■ SOURCE DOCUMENT:
★ ★ ★ ★ ★
Name: Joseph Mayer Rice
Bith Date: May 20, 1857
Death Date: June 24, 1934
Place of Birth: Philadelphia, Pennsylvania, United States
Nationality: American
Gender: Male
Occupations: physician, education reformer
Joseph Mayer Rice

Joseph Mayer Rice (1857-1934) was part of the Progressive education reform movement of the 1890s that sought to untangle the public school system from the web of political corruption in which it was floundering.

Joseph Mayer Rice was a Progressive education reformer of the nineteenth century who believed that the moral duty of society was to improve the conditions of those who were weak and underprivileged. Children were seen by many to be the most helpless of American citizens, and so education reform became one of the most pressing concerns of many Progressives.

Advocated Improving a Child's Environment

As American society had become more industrialized throughout the nineteenth century, schools were viewed by many as the training ground for the future industrial work force. As such they emphasized discipline, punctuality, and the rote memorization of facts, rather than personal growth. In addition, school systems had been modeled after corporations, centralizing power with school superintendents and principals trained in management techniques. Progressive reformers called for the separation of politics and education and for the implementation of the latest educational theories, which were grounded in experience and based on scientific principles of how the child's mind best develops.
★ ★ ★ ★ ★
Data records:
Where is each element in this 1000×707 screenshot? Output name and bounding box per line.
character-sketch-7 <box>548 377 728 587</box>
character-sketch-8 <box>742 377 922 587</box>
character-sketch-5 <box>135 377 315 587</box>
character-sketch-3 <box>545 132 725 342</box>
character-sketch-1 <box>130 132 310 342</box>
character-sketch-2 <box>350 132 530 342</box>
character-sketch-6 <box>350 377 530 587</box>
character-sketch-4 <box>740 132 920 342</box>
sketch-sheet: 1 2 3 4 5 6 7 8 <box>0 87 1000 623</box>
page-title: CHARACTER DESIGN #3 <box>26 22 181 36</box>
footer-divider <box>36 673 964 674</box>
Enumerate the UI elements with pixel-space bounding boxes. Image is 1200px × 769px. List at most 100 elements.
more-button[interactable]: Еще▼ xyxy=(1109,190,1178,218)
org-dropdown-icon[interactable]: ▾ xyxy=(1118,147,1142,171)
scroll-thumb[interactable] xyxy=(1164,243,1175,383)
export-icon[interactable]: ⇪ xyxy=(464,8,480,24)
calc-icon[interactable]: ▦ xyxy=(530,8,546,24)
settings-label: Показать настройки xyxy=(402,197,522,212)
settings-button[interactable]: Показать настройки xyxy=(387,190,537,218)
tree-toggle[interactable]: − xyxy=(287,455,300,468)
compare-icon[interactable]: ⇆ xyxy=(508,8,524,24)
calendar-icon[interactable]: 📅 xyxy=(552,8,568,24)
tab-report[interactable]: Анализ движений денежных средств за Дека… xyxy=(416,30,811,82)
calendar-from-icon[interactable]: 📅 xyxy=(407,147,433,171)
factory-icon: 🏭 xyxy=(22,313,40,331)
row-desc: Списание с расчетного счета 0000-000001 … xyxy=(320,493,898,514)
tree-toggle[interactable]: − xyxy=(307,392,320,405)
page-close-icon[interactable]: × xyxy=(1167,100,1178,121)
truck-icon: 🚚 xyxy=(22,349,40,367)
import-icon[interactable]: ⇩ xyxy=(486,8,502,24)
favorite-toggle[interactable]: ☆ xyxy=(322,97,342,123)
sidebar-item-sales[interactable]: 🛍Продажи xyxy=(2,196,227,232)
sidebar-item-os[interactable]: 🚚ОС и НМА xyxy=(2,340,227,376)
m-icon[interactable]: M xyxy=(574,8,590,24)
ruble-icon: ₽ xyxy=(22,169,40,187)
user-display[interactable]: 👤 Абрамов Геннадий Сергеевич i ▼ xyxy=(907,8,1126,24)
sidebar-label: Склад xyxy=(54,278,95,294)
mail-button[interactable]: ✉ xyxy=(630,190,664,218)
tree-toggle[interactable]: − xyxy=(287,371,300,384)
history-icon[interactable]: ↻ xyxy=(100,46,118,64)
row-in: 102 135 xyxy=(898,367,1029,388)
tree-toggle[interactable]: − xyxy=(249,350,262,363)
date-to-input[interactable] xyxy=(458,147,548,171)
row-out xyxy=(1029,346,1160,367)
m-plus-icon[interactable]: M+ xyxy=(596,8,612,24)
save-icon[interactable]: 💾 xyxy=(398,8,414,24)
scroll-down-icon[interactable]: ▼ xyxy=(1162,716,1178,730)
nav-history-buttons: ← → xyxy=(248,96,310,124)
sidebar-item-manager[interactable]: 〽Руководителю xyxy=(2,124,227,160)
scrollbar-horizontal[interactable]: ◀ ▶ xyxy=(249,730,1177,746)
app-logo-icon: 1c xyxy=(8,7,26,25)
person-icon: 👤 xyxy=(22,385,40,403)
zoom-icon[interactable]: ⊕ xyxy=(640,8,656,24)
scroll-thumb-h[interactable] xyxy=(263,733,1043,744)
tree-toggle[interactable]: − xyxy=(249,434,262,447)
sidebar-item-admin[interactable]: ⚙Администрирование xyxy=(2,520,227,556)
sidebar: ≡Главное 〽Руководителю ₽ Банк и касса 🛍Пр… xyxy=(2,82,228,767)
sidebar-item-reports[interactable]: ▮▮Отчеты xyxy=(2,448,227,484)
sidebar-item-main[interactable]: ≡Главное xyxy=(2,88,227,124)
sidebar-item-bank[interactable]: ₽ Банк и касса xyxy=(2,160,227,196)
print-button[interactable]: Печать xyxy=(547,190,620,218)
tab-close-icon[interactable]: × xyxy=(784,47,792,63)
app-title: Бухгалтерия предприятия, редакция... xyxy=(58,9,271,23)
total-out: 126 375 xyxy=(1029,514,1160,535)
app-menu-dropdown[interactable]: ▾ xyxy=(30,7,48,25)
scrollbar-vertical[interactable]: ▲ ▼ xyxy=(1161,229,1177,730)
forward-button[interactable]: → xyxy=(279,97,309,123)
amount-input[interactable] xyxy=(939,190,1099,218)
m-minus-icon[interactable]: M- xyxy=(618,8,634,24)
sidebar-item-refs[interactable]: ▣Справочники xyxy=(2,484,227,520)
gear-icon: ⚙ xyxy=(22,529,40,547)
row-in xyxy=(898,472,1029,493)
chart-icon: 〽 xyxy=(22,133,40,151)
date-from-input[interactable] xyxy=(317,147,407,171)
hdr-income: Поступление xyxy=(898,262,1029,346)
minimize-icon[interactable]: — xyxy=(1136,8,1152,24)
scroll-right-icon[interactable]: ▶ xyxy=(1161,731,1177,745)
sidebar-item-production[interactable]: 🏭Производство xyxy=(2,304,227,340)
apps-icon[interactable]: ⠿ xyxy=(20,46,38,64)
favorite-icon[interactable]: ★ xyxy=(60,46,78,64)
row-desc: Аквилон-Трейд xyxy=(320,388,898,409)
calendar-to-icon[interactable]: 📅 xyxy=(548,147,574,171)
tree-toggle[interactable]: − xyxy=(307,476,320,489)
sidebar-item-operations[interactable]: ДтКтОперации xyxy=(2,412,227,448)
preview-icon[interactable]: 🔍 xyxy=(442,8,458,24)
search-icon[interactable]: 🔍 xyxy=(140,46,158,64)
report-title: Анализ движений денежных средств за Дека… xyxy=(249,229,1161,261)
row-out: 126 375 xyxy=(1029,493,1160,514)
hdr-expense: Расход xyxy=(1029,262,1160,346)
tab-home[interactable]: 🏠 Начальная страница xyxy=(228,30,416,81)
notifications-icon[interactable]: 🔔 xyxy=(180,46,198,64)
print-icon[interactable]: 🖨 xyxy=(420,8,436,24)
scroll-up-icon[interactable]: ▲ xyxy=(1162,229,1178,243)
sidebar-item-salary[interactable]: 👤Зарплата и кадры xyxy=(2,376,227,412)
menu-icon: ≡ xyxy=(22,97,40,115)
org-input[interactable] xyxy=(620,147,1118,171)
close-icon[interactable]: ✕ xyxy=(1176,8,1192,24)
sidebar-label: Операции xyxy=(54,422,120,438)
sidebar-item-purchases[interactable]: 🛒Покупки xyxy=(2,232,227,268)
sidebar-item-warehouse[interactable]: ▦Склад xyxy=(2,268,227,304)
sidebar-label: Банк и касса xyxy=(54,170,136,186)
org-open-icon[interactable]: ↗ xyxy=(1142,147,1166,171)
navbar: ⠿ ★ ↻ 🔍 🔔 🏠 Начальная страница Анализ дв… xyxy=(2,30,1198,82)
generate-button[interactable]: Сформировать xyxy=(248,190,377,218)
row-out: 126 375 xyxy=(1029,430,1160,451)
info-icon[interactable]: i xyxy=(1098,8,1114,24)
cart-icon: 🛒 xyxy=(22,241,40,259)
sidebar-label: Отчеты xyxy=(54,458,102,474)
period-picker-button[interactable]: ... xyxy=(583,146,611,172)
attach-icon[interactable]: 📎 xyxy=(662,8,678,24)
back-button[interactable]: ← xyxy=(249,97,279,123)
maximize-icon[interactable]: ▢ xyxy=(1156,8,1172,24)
★ ★ ★ ★ ★
■ TASK STATEMENT:
Write out, word for word, the stretch of the Joseph Mayer Rice profile from "As American society" through "mind best develops.".

■ REPLY:
As American society had become more industrialized throughout the nineteenth century, schools were viewed by many as the training ground for the future industrial work force. As such they emphasized discipline, punctuality, and the rote memorization of facts, rather than personal growth. In addition, school systems had been modeled after corporations, centralizing power with school superintendents and principals trained in management techniques. Progressive reformers called for the separation of politics and education and for the implementation of the latest educational theories, which were grounded in experience and based on scientific principles of how the child's mind best develops.